[A block of data]
····················
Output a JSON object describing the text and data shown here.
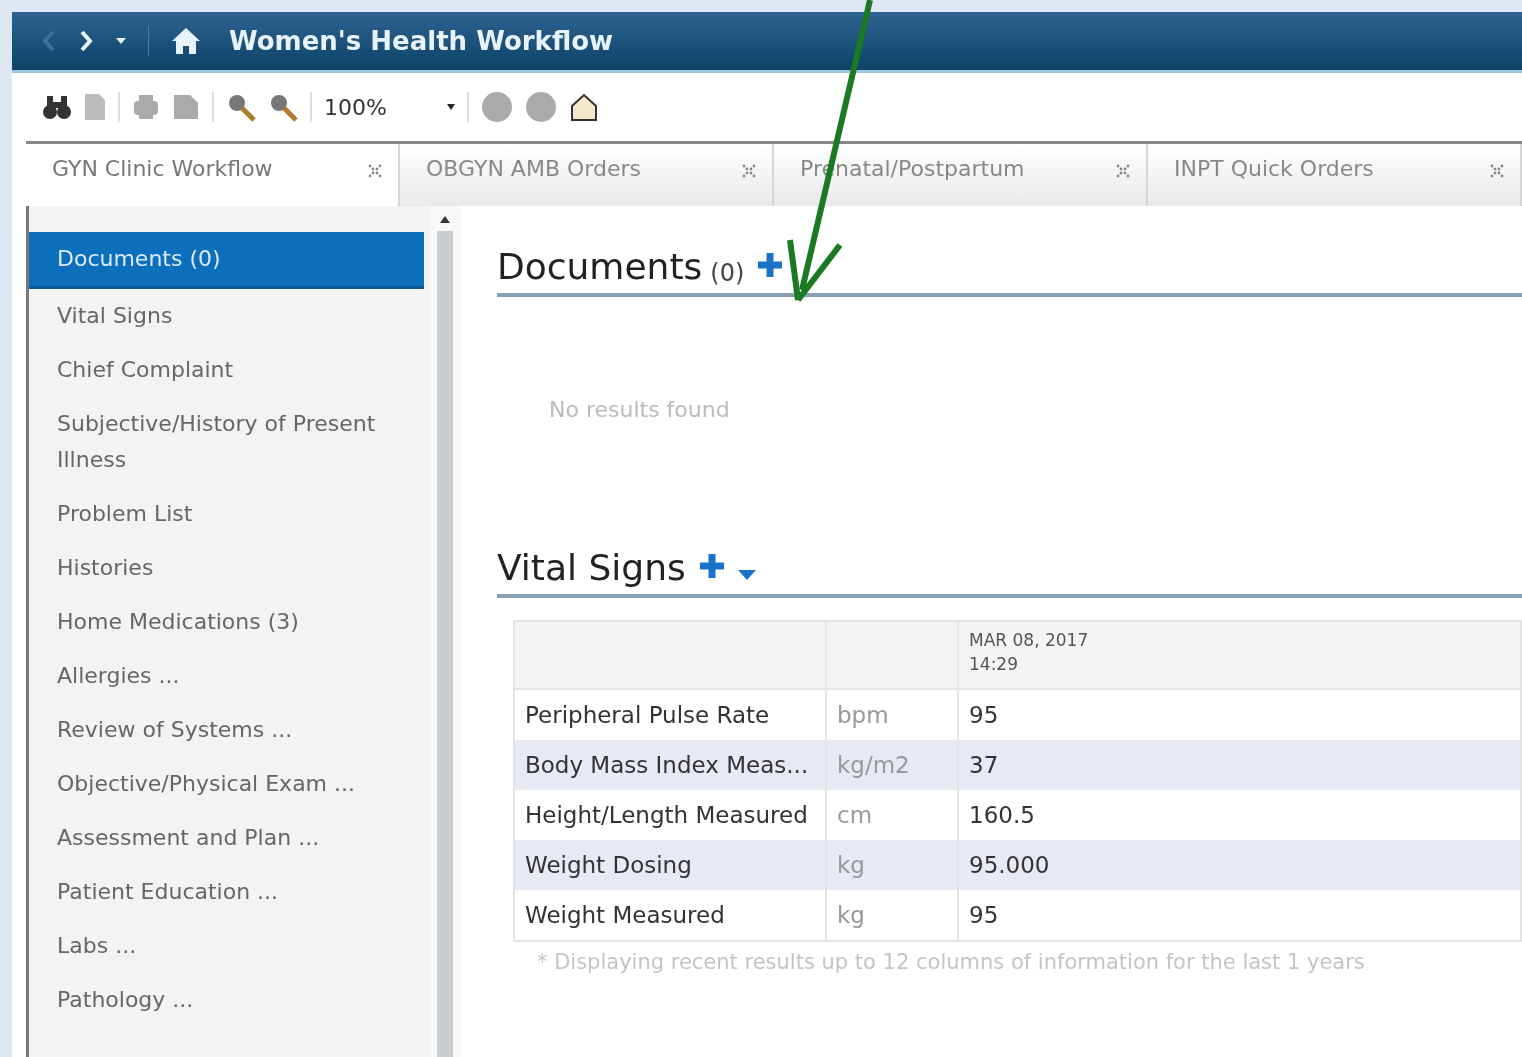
{
  "window": {
    "title": "Women's Health Workflow"
  },
  "toolbar": {
    "zoom": "100%"
  },
  "tabs": [
    {
      "label": "GYN Clinic Workflow",
      "selected": true
    },
    {
      "label": "OBGYN AMB Orders",
      "selected": false
    },
    {
      "label": "Prenatal/Postpartum",
      "selected": false
    },
    {
      "label": "INPT Quick Orders",
      "selected": false
    }
  ],
  "sidebar": {
    "items": [
      {
        "label": "Documents (0)",
        "selected": true
      },
      {
        "label": "Vital Signs",
        "selected": false
      },
      {
        "label": "Chief Complaint",
        "selected": false
      },
      {
        "label": "Subjective/History of Present Illness",
        "selected": false
      },
      {
        "label": "Problem List",
        "selected": false
      },
      {
        "label": "Histories",
        "selected": false
      },
      {
        "label": "Home Medications (3)",
        "selected": false
      },
      {
        "label": "Allergies ...",
        "selected": false
      },
      {
        "label": "Review of Systems ...",
        "selected": false
      },
      {
        "label": "Objective/Physical Exam ...",
        "selected": false
      },
      {
        "label": "Assessment and Plan ...",
        "selected": false
      },
      {
        "label": "Patient Education ...",
        "selected": false
      },
      {
        "label": "Labs ...",
        "selected": false
      },
      {
        "label": "Pathology ...",
        "selected": false
      }
    ]
  },
  "documents": {
    "title": "Documents",
    "count": "(0)",
    "empty_text": "No results found"
  },
  "vital_signs": {
    "title": "Vital Signs",
    "date": "MAR 08, 2017",
    "time": "14:29",
    "rows": [
      {
        "name": "Peripheral Pulse Rate",
        "unit": "bpm",
        "value": "95"
      },
      {
        "name": "Body Mass Index Meas...",
        "unit": "kg/m2",
        "value": "37"
      },
      {
        "name": "Height/Length Measured",
        "unit": "cm",
        "value": "160.5"
      },
      {
        "name": "Weight Dosing",
        "unit": "kg",
        "value": "95.000"
      },
      {
        "name": "Weight Measured",
        "unit": "kg",
        "value": "95"
      }
    ],
    "footnote": "* Displaying recent results up to 12 columns of information for the last 1 years"
  }
}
····················
* _Stated problem_
Extract each line holding the word "value" from the records.

* _Output below_
        "value": "95"
        "value": "37"
        "value": "160.5"
        "value": "95.000"
        "value": "95"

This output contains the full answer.